■ **Task directions**
Retype all material exactly. Pictures stay out of the copy.
— START OF Supplied records —
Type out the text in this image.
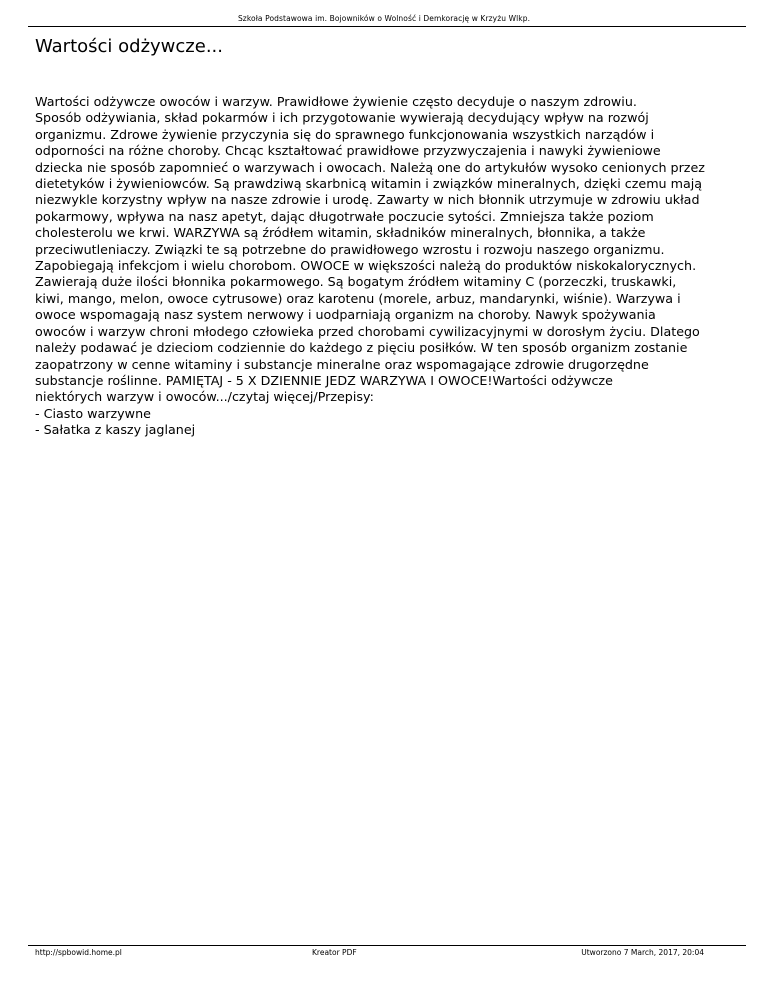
Szkoła Podstawowa im. Bojowników o Wolność i Demkorację w Krzyżu Wlkp.
Wartości odżywcze...

Wartości odżywcze owoców i warzyw. Prawidłowe żywienie często decyduje o naszym zdrowiu.
Sposób odżywiania, skład pokarmów i ich przygotowanie wywierają decydujący wpływ na rozwój
organizmu. Zdrowe żywienie przyczynia się do sprawnego funkcjonowania wszystkich narządów i
odporności na różne choroby. Chcąc kształtować prawidłowe przyzwyczajenia i nawyki żywieniowe
dziecka nie sposób zapomnieć o warzywach i owocach. Należą one do artykułów wysoko cenionych przez
dietetyków i żywieniowców. Są prawdziwą skarbnicą witamin i związków mineralnych, dzięki czemu mają
niezwykle korzystny wpływ na nasze zdrowie i urodę. Zawarty w nich błonnik utrzymuje w zdrowiu układ
pokarmowy, wpływa na nasz apetyt, dając długotrwałe poczucie sytości. Zmniejsza także poziom
cholesterolu we krwi. WARZYWA są źródłem witamin, składników mineralnych, błonnika, a także
przeciwutleniaczy. Związki te są potrzebne do prawidłowego wzrostu i rozwoju naszego organizmu.
Zapobiegają infekcjom i wielu chorobom. OWOCE w większości należą do produktów niskokalorycznych.
Zawierają duże ilości błonnika pokarmowego. Są bogatym źródłem witaminy C (porzeczki, truskawki,
kiwi, mango, melon, owoce cytrusowe) oraz karotenu (morele, arbuz, mandarynki, wiśnie). Warzywa i
owoce wspomagają nasz system nerwowy i uodparniają organizm na choroby. Nawyk spożywania
owoców i warzyw chroni młodego człowieka przed chorobami cywilizacyjnymi w dorosłym życiu. Dlatego
należy podawać je dzieciom codziennie do każdego z pięciu posiłków. W ten sposób organizm zostanie
zaopatrzony w cenne witaminy i substancje mineralne oraz wspomagające zdrowie drugorzędne
substancje roślinne. PAMIĘTAJ - 5 X DZIENNIE JEDZ WARZYWA I OWOCE!Wartości odżywcze
niektórych warzyw i owoców.../czytaj więcej/Przepisy:

- Ciasto warzywne
- Sałatka z kaszy jaglanej
http://spbowid.home.pl	Kreator PDF	Utworzono 7 March, 2017, 20:04
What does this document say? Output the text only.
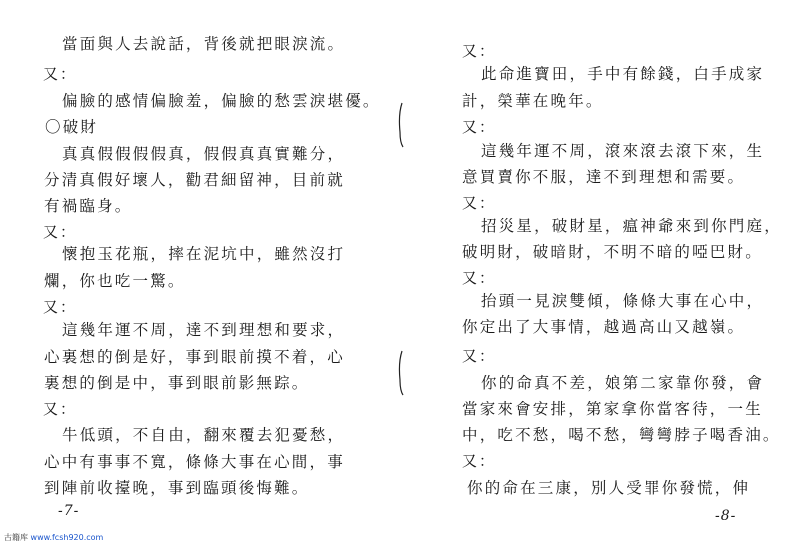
當面與人去說話，背後就把眼淚流。
又：
偏臉的感情偏臉羞，偏臉的愁雲淚堪優。
〇破財
真真假假假假真，假假真真實難分，
分清真假好壞人，勸君細留神，目前就
有禍臨身。
又：
懷抱玉花瓶，摔在泥坑中，雖然沒打
爛，你也吃一驚。
又：
這幾年運不周，達不到理想和要求，
心裏想的倒是好，事到眼前摸不着，心
裏想的倒是中，事到眼前影無踪。
又：
牛低頭，不自由，翻來覆去犯憂愁，
心中有事事不寬，條條大事在心間，事
到陣前收擡晚，事到臨頭後悔難。
-7-
又：
此命進寶田，手中有餘錢，白手成家
計，榮華在晚年。
又：
這幾年運不周，滾來滾去滾下來，生
意買賣你不服，達不到理想和需要。
又：
招災星，破財星，瘟神爺來到你門庭，
破明財，破暗財，不明不暗的啞巴財。
又：
抬頭一見淚雙傾，條條大事在心中，
你定出了大事情，越過高山又越嶺。
又：
你的命真不差，娘第二家靠你發，會
當家來會安排，第家拿你當客待，一生
中，吃不愁，喝不愁，彎彎脖子喝香油。
又：
你的命在三康，別人受罪你發慌，伸
-8-
古籍库 www.fcsh920.com
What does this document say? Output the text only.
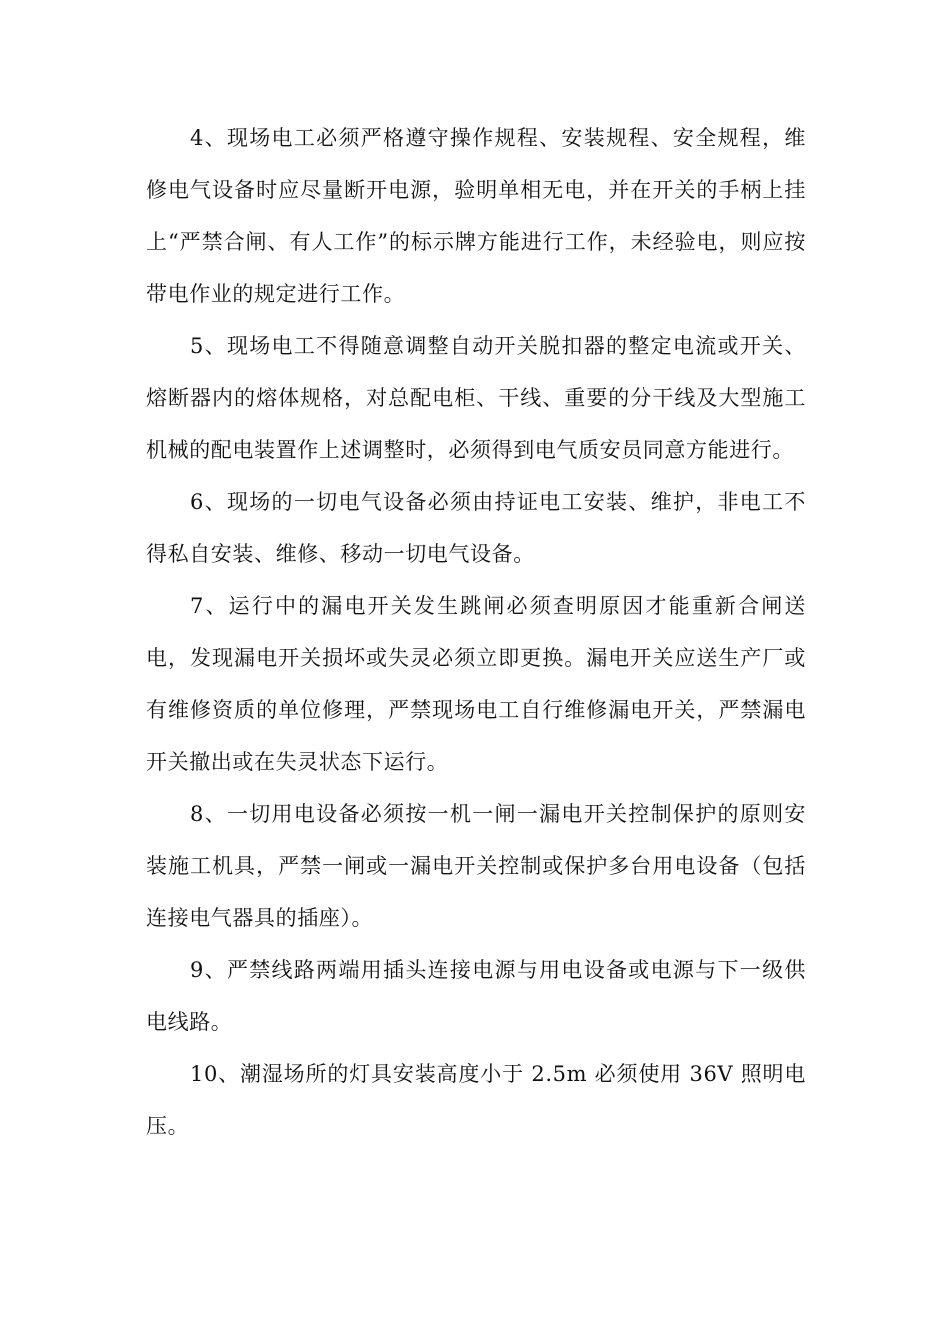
4、现场电工必须严格遵守操作规程、安装规程、安全规程，维修电气设备时应尽量断开电源，验明单相无电，并在开关的手柄上挂上“严禁合闸、有人工作”的标示牌方能进行工作，未经验电，则应按带电作业的规定进行工作。

5、现场电工不得随意调整自动开关脱扣器的整定电流或开关、熔断器内的熔体规格，对总配电柜、干线、重要的分干线及大型施工机械的配电装置作上述调整时，必须得到电气质安员同意方能进行。

6、现场的一切电气设备必须由持证电工安装、维护，非电工不得私自安装、维修、移动一切电气设备。

7、运行中的漏电开关发生跳闸必须查明原因才能重新合闸送电，发现漏电开关损坏或失灵必须立即更换。漏电开关应送生产厂或有维修资质的单位修理，严禁现场电工自行维修漏电开关，严禁漏电开关撤出或在失灵状态下运行。

8、一切用电设备必须按一机一闸一漏电开关控制保护的原则安装施工机具，严禁一闸或一漏电开关控制或保护多台用电设备（包括连接电气器具的插座）。

9、严禁线路两端用插头连接电源与用电设备或电源与下一级供电线路。

10、潮湿场所的灯具安装高度小于 2.5m 必须使用 36V 照明电压。
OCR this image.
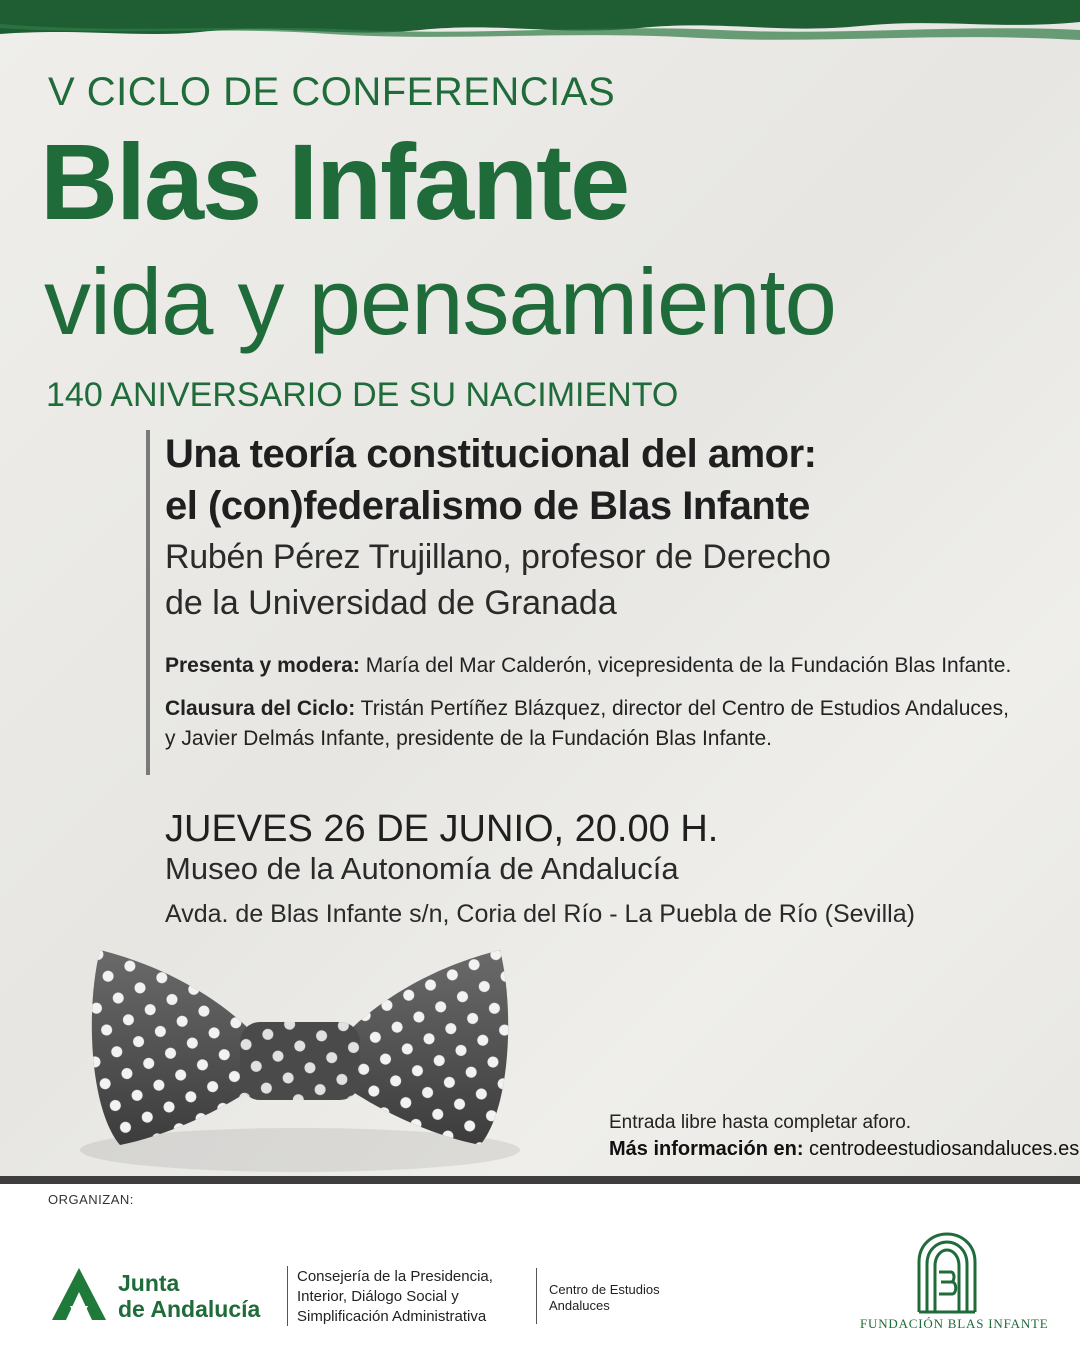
V CICLO DE CONFERENCIAS

Blas Infante

vida y pensamiento

140 ANIVERSARIO DE SU NACIMIENTO

Una teoría constitucional del amor:

el (con)federalismo de Blas Infante

Rubén Pérez Trujillano, profesor de Derecho

de la Universidad de Granada

Presenta y modera: María del Mar Calderón, vicepresidenta de la Fundación Blas Infante.

Clausura del Ciclo: Tristán Pertíñez Blázquez, director del Centro de Estudios Andaluces,

y Javier Delmás Infante, presidente de la Fundación Blas Infante.

JUEVES 26 DE JUNIO, 20.00 H.

Museo de la Autonomía de Andalucía

Avda. de Blas Infante s/n, Coria del Río - La Puebla de Río (Sevilla)

Entrada libre hasta completar aforo.

Más información en: centrodeestudiosandaluces.es

ORGANIZAN:

Junta

de Andalucía

Consejería de la Presidencia,

Interior, Diálogo Social y

Simplificación Administrativa

Centro de Estudios

Andaluces

FUNDACIÓN BLAS INFANTE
— END OF Supplied records —
■ **Correct result**
Type out the text in this image.
Szkoła Podstawowa im. Bojowników o Wolność i Demkorację w Krzyżu Wlkp.
Wartości odżywcze...

Wartości odżywcze owoców i warzyw. Prawidłowe żywienie często decyduje o naszym zdrowiu.
Sposób odżywiania, skład pokarmów i ich przygotowanie wywierają decydujący wpływ na rozwój
organizmu. Zdrowe żywienie przyczynia się do sprawnego funkcjonowania wszystkich narządów i
odporności na różne choroby. Chcąc kształtować prawidłowe przyzwyczajenia i nawyki żywieniowe
dziecka nie sposób zapomnieć o warzywach i owocach. Należą one do artykułów wysoko cenionych przez
dietetyków i żywieniowców. Są prawdziwą skarbnicą witamin i związków mineralnych, dzięki czemu mają
niezwykle korzystny wpływ na nasze zdrowie i urodę. Zawarty w nich błonnik utrzymuje w zdrowiu układ
pokarmowy, wpływa na nasz apetyt, dając długotrwałe poczucie sytości. Zmniejsza także poziom
cholesterolu we krwi. WARZYWA są źródłem witamin, składników mineralnych, błonnika, a także
przeciwutleniaczy. Związki te są potrzebne do prawidłowego wzrostu i rozwoju naszego organizmu.
Zapobiegają infekcjom i wielu chorobom. OWOCE w większości należą do produktów niskokalorycznych.
Zawierają duże ilości błonnika pokarmowego. Są bogatym źródłem witaminy C (porzeczki, truskawki,
kiwi, mango, melon, owoce cytrusowe) oraz karotenu (morele, arbuz, mandarynki, wiśnie). Warzywa i
owoce wspomagają nasz system nerwowy i uodparniają organizm na choroby. Nawyk spożywania
owoców i warzyw chroni młodego człowieka przed chorobami cywilizacyjnymi w dorosłym życiu. Dlatego
należy podawać je dzieciom codziennie do każdego z pięciu posiłków. W ten sposób organizm zostanie
zaopatrzony w cenne witaminy i substancje mineralne oraz wspomagające zdrowie drugorzędne
substancje roślinne. PAMIĘTAJ - 5 X DZIENNIE JEDZ WARZYWA I OWOCE!Wartości odżywcze
niektórych warzyw i owoców.../czytaj więcej/Przepisy:

- Ciasto warzywne
- Sałatka z kaszy jaglanej
http://spbowid.home.pl	Kreator PDF	Utworzono 7 March, 2017, 20:04
What does this document say? Output the text only.
當面與人去說話，背後就把眼淚流。
又：
偏臉的感情偏臉羞，偏臉的愁雲淚堪優。
〇破財
真真假假假假真，假假真真實難分，
分清真假好壞人，勸君細留神，目前就
有禍臨身。
又：
懷抱玉花瓶，摔在泥坑中，雖然沒打
爛，你也吃一驚。
又：
這幾年運不周，達不到理想和要求，
心裏想的倒是好，事到眼前摸不着，心
裏想的倒是中，事到眼前影無踪。
又：
牛低頭，不自由，翻來覆去犯憂愁，
心中有事事不寬，條條大事在心間，事
到陣前收擡晚，事到臨頭後悔難。
-7-
又：
此命進寶田，手中有餘錢，白手成家
計，榮華在晚年。
又：
這幾年運不周，滾來滾去滾下來，生
意買賣你不服，達不到理想和需要。
又：
招災星，破財星，瘟神爺來到你門庭，
破明財，破暗財，不明不暗的啞巴財。
又：
抬頭一見淚雙傾，條條大事在心中，
你定出了大事情，越過高山又越嶺。
又：
你的命真不差，娘第二家靠你發，會
當家來會安排，第家拿你當客待，一生
中，吃不愁，喝不愁，彎彎脖子喝香油。
又：
你的命在三康，別人受罪你發慌，伸
-8-
古籍库 www.fcsh920.com
What does this document say? Output the text only.
4、现场电工必须严格遵守操作规程、安装规程、安全规程，维修电气设备时应尽量断开电源，验明单相无电，并在开关的手柄上挂上“严禁合闸、有人工作”的标示牌方能进行工作，未经验电，则应按带电作业的规定进行工作。

5、现场电工不得随意调整自动开关脱扣器的整定电流或开关、熔断器内的熔体规格，对总配电柜、干线、重要的分干线及大型施工机械的配电装置作上述调整时，必须得到电气质安员同意方能进行。

6、现场的一切电气设备必须由持证电工安装、维护，非电工不得私自安装、维修、移动一切电气设备。

7、运行中的漏电开关发生跳闸必须查明原因才能重新合闸送电，发现漏电开关损坏或失灵必须立即更换。漏电开关应送生产厂或有维修资质的单位修理，严禁现场电工自行维修漏电开关，严禁漏电开关撤出或在失灵状态下运行。

8、一切用电设备必须按一机一闸一漏电开关控制保护的原则安装施工机具，严禁一闸或一漏电开关控制或保护多台用电设备（包括连接电气器具的插座）。

9、严禁线路两端用插头连接电源与用电设备或电源与下一级供电线路。

10、潮湿场所的灯具安装高度小于 2.5m 必须使用 36V 照明电压。
OCR this image.
V CICLO DE CONFERENCIAS

Blas Infante

vida y pensamiento

140 ANIVERSARIO DE SU NACIMIENTO

Una teoría constitucional del amor:

el (con)federalismo de Blas Infante

Rubén Pérez Trujillano, profesor de Derecho

de la Universidad de Granada

Presenta y modera: María del Mar Calderón, vicepresidenta de la Fundación Blas Infante.

Clausura del Ciclo: Tristán Pertíñez Blázquez, director del Centro de Estudios Andaluces,

y Javier Delmás Infante, presidente de la Fundación Blas Infante.

JUEVES 26 DE JUNIO, 20.00 H.

Museo de la Autonomía de Andalucía

Avda. de Blas Infante s/n, Coria del Río - La Puebla de Río (Sevilla)

Entrada libre hasta completar aforo.

Más información en: centrodeestudiosandaluces.es

ORGANIZAN:

Junta

de Andalucía

Consejería de la Presidencia,

Interior, Diálogo Social y

Simplificación Administrativa

Centro de Estudios

Andaluces

FUNDACIÓN BLAS INFANTE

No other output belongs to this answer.